--- start ---

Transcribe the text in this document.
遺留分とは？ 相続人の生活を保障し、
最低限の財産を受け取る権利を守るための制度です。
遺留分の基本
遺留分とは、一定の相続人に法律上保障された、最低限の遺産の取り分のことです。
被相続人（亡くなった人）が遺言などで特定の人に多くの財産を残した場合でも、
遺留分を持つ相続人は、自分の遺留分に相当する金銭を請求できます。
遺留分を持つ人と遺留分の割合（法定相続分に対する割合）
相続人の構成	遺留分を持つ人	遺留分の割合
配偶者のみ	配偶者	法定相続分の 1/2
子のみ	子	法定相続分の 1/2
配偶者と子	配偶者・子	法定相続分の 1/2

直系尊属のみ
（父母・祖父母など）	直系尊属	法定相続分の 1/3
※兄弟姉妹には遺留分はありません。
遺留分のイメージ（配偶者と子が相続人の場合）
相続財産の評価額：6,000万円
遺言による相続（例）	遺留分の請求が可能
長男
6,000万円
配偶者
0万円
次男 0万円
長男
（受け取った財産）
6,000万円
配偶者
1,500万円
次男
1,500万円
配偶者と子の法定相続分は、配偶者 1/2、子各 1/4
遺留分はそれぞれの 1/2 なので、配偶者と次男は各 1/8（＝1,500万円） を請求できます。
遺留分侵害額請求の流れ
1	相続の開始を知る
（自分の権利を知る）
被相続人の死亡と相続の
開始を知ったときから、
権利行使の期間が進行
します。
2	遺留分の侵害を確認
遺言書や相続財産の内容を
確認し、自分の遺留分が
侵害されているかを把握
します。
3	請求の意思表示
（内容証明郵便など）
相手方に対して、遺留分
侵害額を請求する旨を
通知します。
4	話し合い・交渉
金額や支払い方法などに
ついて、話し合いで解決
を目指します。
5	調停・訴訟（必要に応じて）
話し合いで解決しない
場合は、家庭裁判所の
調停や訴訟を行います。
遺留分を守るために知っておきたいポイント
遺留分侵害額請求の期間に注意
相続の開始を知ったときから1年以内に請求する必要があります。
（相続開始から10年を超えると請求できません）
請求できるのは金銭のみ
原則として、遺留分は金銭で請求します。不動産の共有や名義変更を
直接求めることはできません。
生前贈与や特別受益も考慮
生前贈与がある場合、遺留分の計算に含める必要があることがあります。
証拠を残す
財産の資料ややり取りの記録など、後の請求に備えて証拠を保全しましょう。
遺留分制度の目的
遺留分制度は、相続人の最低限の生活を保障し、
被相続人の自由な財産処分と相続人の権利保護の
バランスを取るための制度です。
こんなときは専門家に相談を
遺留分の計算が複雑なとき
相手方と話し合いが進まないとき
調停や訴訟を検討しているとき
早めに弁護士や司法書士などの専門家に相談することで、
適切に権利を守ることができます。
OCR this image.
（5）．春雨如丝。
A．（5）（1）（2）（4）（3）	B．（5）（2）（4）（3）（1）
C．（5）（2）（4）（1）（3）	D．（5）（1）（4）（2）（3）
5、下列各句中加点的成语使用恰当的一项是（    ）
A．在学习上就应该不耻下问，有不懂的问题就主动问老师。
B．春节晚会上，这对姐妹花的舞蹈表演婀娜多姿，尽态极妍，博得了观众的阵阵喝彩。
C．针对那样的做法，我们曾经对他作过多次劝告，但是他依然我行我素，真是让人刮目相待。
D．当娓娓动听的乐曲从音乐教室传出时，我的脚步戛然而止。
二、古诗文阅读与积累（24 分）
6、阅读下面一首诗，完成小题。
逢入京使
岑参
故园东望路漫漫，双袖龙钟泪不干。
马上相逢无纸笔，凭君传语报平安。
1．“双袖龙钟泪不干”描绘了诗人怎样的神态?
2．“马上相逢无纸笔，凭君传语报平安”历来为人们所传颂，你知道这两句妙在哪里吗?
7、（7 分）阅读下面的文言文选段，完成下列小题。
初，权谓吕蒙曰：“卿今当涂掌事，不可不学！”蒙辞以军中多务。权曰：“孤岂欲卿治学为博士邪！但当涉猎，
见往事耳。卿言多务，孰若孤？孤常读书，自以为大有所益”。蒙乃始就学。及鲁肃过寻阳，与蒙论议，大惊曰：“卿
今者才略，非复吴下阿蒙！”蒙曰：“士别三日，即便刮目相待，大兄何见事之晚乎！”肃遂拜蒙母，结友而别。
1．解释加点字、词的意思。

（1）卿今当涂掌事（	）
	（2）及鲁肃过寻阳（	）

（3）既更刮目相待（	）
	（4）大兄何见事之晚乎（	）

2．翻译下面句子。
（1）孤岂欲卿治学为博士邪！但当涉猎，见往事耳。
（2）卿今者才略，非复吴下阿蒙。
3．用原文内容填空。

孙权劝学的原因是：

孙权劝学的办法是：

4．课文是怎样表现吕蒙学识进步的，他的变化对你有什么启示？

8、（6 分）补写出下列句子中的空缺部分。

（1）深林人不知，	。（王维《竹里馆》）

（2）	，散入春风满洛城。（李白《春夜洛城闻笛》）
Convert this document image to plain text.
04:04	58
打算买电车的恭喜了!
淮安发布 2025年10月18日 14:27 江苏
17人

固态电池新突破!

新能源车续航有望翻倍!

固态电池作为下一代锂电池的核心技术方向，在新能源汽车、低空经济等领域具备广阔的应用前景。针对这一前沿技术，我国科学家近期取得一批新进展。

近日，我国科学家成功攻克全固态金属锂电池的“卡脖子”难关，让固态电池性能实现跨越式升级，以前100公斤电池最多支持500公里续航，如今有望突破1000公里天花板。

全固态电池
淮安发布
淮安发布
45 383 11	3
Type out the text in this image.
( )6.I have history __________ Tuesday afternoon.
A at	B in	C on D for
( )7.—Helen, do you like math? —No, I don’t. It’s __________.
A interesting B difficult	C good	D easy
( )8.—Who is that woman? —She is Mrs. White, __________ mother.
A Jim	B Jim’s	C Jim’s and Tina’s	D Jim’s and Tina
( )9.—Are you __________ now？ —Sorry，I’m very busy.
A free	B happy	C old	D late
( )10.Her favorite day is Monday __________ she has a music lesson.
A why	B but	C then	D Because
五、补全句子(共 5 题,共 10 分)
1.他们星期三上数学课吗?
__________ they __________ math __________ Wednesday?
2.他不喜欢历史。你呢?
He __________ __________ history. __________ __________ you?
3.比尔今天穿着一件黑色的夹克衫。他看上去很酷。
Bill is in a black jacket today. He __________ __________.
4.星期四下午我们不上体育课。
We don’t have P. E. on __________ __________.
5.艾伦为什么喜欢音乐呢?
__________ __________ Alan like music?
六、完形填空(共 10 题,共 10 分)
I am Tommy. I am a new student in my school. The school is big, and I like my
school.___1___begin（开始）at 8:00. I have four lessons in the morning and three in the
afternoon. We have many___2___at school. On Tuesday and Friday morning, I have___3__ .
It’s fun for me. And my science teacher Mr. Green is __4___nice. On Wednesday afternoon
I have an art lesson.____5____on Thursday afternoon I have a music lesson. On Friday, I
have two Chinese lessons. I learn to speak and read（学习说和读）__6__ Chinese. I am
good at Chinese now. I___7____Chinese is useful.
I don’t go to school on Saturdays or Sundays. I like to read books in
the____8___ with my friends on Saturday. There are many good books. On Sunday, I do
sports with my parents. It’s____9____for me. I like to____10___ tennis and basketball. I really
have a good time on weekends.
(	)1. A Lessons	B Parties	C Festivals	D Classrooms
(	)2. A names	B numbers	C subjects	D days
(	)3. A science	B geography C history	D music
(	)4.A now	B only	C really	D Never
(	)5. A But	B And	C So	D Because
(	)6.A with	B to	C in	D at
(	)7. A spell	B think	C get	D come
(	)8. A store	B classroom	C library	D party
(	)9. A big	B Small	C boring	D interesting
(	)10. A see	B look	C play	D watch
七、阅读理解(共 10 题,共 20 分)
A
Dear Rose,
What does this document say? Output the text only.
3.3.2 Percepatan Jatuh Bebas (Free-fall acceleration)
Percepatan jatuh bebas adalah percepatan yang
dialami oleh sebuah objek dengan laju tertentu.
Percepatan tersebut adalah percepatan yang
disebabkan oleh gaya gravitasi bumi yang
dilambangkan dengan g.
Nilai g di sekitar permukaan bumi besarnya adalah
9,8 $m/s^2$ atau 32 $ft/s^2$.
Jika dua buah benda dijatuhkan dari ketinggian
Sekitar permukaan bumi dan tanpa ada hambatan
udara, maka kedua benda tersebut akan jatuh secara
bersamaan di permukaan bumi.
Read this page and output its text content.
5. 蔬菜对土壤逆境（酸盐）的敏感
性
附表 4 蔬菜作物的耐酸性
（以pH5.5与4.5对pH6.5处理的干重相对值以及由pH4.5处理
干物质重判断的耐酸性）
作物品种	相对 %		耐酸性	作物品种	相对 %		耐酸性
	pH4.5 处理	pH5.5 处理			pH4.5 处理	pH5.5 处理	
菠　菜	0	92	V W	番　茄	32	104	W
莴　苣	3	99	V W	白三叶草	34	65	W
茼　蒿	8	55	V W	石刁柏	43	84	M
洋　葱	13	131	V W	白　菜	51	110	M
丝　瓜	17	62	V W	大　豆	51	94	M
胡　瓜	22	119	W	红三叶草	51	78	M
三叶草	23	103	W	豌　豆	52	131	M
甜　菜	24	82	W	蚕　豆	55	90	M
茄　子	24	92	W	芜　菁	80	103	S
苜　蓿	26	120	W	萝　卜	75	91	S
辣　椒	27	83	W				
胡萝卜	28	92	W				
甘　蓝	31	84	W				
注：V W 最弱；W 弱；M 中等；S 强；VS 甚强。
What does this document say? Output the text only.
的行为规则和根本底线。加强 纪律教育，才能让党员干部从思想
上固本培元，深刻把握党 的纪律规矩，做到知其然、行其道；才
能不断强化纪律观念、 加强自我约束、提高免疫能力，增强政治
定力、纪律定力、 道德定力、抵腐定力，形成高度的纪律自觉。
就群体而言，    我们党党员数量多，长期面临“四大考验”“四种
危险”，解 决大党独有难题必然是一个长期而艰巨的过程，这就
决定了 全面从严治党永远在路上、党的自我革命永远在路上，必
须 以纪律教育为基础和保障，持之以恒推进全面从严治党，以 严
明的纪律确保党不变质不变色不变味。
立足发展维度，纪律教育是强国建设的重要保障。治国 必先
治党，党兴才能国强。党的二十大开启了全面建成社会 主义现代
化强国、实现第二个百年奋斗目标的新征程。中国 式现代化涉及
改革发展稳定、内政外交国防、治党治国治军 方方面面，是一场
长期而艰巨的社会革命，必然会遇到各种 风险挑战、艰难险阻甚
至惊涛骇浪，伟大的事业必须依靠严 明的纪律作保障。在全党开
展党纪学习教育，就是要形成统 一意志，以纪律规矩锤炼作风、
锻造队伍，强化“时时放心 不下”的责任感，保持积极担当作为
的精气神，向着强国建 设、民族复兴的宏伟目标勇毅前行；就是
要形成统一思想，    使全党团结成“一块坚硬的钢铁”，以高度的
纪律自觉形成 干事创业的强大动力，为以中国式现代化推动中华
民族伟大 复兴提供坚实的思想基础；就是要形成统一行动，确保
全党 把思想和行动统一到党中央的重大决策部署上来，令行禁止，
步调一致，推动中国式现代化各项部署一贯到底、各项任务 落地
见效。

--- end ---

**REQUIRED WORK:** Scan the entries above for the word "oleh" and collect each line holding it.

**TASK RESULT:**
dialami oleh sebuah objek dengan laju tertentu.
disebabkan oleh gaya gravitasi bumi yang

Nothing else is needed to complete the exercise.